BEGIN Records supplied
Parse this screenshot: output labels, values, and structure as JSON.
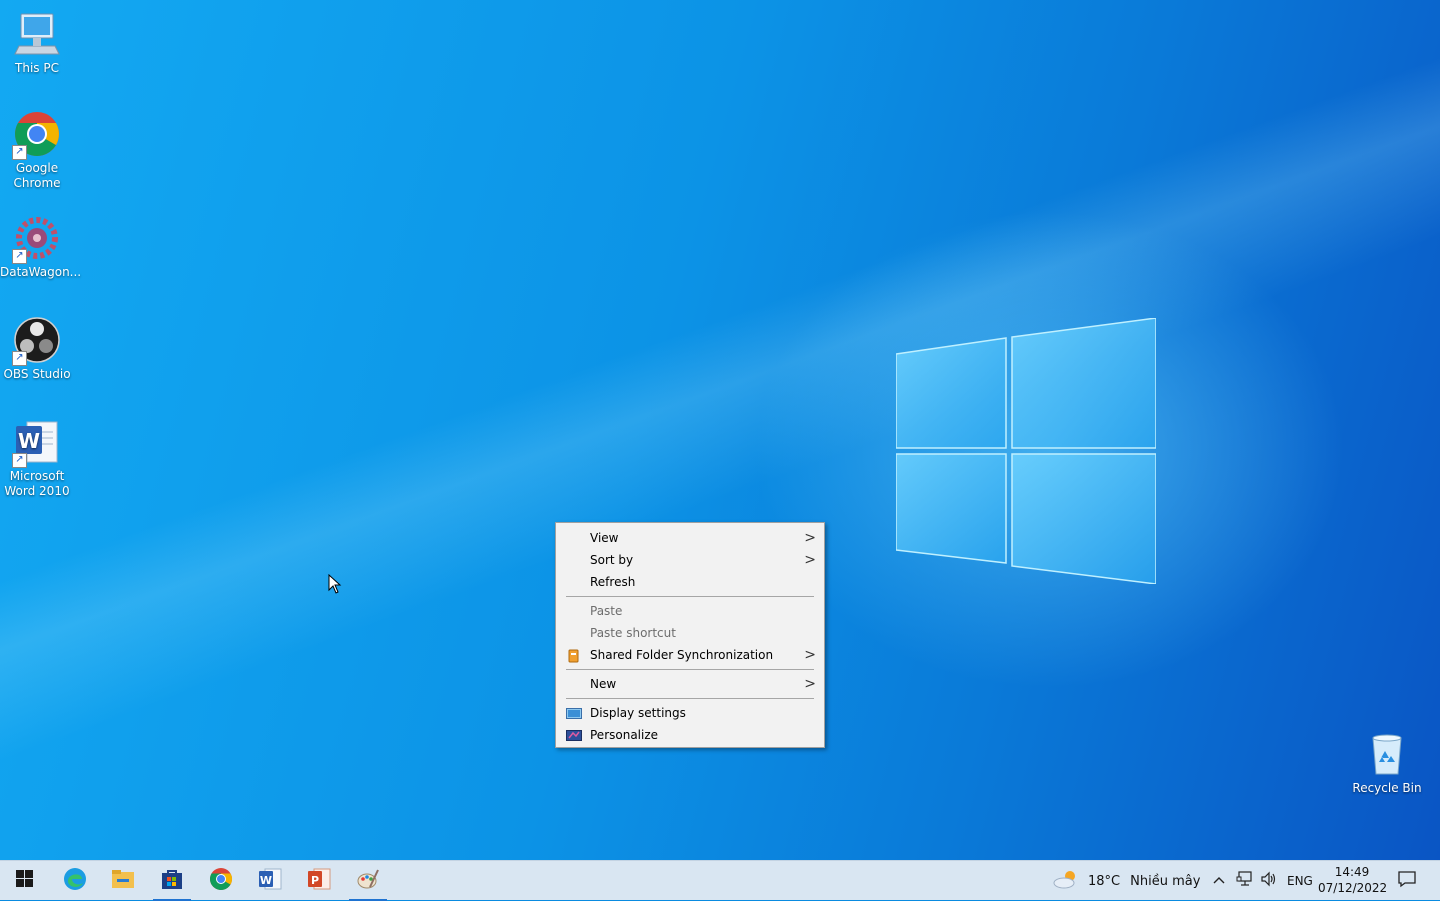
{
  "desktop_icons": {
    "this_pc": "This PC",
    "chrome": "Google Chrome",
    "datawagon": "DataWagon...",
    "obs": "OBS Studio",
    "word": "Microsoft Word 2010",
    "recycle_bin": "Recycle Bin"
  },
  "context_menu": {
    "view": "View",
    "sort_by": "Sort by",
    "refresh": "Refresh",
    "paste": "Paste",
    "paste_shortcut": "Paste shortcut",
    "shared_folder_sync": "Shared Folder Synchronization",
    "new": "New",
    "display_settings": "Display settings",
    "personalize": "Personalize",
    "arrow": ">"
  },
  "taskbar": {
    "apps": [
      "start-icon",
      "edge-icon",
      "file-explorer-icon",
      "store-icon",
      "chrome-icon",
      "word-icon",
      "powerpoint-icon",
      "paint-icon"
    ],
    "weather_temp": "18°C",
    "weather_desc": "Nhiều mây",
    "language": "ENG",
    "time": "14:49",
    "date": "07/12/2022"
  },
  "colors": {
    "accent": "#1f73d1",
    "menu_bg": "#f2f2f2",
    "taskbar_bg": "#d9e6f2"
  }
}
END Records supplied
Written problem: Wherever the word "Paste" occurs in a line of the listing, copy that line.

The completed task:
    "paste": "Paste",
    "paste_shortcut": "Paste shortcut",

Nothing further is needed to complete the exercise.